**** Material shown ****
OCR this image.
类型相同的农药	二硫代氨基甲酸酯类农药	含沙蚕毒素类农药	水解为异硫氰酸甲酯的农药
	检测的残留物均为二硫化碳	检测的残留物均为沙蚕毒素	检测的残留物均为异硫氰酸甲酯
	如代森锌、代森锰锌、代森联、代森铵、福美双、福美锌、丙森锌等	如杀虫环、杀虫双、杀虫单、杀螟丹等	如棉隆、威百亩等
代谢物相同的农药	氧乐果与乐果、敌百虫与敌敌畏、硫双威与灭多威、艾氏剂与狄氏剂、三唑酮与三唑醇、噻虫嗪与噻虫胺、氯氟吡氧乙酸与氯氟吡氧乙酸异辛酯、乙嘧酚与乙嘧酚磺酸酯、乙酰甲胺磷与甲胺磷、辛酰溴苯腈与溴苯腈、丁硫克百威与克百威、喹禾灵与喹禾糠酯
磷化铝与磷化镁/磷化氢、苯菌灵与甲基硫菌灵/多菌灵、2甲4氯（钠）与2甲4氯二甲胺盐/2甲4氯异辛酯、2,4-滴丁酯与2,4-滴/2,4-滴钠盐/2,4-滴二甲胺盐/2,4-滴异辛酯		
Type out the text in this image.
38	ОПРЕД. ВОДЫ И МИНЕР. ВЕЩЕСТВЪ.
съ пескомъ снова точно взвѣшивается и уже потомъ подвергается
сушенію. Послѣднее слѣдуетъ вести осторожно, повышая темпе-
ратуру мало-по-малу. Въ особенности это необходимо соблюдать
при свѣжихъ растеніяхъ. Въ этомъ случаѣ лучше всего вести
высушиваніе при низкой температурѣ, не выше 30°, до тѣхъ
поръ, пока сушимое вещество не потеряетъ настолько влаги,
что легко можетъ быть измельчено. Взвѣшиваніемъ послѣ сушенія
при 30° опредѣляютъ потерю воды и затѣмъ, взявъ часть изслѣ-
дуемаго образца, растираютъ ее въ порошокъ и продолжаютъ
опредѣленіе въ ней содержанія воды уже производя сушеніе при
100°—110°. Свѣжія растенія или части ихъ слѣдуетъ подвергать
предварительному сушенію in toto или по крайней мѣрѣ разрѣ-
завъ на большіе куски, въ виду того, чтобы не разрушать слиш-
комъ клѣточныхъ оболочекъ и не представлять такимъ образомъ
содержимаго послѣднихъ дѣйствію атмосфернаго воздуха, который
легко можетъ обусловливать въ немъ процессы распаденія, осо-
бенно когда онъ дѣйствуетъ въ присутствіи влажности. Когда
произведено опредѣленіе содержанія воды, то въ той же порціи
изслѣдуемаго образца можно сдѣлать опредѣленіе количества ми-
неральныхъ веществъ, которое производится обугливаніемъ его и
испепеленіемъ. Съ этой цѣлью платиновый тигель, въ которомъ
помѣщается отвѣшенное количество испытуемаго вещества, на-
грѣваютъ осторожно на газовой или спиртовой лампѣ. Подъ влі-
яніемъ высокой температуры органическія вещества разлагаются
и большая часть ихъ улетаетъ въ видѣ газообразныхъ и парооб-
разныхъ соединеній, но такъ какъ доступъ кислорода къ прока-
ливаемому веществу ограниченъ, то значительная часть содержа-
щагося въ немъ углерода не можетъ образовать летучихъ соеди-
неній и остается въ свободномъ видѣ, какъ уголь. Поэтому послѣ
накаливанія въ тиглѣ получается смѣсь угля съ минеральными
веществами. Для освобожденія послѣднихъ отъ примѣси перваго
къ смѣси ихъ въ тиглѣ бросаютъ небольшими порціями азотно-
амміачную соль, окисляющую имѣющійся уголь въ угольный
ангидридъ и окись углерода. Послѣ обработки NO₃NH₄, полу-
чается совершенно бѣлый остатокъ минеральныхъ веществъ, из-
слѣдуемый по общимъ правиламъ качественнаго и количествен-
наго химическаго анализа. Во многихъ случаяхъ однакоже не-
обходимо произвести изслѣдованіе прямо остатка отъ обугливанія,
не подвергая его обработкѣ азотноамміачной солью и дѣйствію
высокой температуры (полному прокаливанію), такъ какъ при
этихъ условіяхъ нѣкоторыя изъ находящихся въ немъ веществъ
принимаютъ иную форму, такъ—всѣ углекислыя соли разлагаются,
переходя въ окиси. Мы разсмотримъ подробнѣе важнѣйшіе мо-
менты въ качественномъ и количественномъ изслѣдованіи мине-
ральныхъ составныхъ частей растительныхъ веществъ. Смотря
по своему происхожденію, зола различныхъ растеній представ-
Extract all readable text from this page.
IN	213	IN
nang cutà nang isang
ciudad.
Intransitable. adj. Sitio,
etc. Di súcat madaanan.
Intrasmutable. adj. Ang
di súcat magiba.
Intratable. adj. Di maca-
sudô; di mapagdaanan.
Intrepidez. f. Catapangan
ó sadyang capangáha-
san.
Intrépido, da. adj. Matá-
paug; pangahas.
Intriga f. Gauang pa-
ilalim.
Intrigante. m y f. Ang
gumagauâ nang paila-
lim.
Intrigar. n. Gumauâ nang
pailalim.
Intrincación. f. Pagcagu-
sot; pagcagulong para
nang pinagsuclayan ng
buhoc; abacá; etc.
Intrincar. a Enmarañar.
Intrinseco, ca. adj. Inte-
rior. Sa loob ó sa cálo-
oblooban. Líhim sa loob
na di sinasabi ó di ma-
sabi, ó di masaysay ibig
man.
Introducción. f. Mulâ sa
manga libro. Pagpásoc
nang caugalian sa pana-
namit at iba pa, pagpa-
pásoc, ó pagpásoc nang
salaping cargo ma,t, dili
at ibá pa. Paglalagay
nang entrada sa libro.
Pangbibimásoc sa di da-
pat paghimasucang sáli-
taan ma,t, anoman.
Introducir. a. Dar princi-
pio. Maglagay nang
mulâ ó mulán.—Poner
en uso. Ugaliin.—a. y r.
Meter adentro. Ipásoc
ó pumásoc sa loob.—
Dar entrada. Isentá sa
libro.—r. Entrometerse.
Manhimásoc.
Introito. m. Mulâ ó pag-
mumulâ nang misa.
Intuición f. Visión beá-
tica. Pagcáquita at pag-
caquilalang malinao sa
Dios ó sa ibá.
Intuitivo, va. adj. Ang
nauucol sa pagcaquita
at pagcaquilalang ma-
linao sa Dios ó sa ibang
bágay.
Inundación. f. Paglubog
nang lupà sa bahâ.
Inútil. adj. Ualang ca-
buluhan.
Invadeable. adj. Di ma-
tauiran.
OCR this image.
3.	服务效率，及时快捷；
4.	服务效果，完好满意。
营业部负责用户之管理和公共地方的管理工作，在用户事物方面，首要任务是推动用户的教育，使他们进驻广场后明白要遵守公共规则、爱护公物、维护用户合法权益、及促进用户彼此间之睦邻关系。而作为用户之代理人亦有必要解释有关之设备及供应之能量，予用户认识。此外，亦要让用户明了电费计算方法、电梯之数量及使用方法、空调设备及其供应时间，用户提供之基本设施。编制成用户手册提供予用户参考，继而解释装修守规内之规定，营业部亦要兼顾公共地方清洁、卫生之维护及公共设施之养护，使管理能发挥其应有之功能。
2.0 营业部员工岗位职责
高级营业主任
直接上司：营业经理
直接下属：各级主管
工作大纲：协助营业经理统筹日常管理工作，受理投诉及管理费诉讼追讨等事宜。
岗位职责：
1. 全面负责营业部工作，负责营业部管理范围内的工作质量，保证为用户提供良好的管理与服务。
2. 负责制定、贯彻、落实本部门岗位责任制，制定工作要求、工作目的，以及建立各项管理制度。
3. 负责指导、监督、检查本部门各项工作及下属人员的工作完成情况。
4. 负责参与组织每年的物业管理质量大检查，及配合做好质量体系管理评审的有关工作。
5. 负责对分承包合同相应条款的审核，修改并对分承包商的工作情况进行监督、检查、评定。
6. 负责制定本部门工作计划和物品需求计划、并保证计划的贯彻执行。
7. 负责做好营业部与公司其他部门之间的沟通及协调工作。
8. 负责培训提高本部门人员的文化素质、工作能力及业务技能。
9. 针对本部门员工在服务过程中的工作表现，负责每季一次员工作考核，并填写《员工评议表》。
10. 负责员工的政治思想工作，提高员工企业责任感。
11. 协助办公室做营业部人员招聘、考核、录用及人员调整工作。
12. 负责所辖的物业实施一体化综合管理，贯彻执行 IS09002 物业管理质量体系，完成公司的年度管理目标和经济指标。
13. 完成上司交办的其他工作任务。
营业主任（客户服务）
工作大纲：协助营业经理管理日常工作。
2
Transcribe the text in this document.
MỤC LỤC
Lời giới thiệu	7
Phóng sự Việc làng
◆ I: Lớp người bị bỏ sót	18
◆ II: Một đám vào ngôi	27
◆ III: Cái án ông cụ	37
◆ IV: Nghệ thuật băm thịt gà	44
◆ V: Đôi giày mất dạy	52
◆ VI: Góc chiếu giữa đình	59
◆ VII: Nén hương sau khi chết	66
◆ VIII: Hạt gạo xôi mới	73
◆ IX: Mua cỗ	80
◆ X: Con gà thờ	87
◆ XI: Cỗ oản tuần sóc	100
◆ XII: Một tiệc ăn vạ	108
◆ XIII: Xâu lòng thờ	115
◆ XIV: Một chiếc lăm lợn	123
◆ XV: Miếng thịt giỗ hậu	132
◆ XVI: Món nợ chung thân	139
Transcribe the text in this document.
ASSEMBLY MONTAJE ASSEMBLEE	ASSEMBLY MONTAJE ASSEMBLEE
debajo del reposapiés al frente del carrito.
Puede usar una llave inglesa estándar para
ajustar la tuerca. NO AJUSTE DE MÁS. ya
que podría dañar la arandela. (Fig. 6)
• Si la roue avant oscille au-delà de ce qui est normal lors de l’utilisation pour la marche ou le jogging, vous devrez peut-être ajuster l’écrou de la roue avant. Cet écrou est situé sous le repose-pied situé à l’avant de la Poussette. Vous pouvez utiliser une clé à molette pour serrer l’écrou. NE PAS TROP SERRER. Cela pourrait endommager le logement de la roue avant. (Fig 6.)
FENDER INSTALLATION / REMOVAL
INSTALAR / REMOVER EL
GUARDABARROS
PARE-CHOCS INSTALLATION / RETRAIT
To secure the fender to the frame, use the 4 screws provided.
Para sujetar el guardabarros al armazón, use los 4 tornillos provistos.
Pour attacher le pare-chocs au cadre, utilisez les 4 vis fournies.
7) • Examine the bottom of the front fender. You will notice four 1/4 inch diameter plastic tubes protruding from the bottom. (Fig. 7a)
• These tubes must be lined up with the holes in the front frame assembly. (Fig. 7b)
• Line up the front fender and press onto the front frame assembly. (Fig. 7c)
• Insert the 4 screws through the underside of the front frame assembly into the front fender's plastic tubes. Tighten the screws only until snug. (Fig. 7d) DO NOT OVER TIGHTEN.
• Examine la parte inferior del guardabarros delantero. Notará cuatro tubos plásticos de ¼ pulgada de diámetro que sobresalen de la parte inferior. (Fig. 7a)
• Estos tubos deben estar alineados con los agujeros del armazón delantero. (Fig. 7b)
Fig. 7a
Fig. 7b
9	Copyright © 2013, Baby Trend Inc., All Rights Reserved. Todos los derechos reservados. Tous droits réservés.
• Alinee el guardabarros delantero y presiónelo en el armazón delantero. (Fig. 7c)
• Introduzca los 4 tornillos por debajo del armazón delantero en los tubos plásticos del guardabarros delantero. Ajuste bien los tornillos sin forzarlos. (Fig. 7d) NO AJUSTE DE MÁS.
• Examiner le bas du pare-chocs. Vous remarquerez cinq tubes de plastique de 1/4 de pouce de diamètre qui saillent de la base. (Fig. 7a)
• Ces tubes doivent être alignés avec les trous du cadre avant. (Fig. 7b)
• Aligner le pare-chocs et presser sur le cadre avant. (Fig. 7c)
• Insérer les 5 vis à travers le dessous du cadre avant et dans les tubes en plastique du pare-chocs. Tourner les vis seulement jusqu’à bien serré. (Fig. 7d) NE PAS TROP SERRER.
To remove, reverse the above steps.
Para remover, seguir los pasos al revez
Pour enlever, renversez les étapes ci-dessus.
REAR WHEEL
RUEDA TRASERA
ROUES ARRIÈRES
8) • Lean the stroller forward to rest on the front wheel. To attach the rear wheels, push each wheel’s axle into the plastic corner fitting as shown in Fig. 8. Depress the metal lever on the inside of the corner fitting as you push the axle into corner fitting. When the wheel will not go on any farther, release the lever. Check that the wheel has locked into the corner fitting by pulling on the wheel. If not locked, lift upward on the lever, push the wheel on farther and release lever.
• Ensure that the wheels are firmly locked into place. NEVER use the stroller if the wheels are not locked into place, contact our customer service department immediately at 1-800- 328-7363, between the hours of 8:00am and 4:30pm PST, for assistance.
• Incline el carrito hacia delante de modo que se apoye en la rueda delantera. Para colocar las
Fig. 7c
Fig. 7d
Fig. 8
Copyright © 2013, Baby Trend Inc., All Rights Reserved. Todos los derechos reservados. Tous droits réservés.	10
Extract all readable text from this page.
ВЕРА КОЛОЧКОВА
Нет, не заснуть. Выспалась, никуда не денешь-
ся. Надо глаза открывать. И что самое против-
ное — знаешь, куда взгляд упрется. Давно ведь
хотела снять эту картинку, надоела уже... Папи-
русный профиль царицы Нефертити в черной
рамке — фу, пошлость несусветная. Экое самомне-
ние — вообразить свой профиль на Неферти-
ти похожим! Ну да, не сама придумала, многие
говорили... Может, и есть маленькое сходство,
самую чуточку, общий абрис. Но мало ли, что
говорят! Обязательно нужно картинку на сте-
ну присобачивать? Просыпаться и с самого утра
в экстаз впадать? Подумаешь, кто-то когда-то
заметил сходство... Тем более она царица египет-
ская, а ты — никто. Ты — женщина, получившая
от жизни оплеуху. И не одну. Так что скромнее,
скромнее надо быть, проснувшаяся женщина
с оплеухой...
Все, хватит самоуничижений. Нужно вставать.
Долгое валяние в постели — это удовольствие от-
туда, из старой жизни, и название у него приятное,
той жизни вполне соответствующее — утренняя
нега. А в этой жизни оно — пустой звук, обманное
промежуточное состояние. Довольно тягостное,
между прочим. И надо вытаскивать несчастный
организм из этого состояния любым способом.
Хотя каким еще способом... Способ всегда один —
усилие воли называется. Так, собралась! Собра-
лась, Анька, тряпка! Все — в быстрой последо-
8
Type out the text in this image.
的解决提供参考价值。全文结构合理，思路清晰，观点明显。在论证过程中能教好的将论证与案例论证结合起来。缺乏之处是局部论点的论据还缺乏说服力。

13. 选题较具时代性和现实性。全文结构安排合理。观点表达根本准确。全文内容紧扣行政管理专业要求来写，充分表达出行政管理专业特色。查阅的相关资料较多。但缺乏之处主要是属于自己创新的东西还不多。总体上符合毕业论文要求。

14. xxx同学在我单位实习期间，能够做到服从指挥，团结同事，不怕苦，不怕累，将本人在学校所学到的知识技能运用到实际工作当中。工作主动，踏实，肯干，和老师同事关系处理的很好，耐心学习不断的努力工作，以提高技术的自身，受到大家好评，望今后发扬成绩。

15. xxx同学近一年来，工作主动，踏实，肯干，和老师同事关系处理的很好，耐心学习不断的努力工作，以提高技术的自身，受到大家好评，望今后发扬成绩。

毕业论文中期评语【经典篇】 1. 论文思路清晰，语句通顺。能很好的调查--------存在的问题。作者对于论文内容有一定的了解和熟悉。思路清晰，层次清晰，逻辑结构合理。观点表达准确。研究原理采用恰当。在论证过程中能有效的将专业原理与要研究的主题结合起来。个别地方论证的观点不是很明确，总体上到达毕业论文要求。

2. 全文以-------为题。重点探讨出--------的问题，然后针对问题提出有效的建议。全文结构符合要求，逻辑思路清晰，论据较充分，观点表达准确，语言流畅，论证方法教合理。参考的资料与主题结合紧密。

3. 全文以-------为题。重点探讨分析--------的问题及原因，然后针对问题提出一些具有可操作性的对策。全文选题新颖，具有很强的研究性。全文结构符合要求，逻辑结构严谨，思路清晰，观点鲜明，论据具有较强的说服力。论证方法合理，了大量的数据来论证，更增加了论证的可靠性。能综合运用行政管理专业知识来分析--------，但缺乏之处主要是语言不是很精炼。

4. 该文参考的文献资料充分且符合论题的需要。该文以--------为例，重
****
To do: Pick out and copy the lines of the entries that hold the string "углерода".

Result of the task:
щагося въ немъ углерода не можетъ образовать летучихъ соеди-
ангидридъ и окись углерода. Послѣ обработки NO₃NH₄, полу-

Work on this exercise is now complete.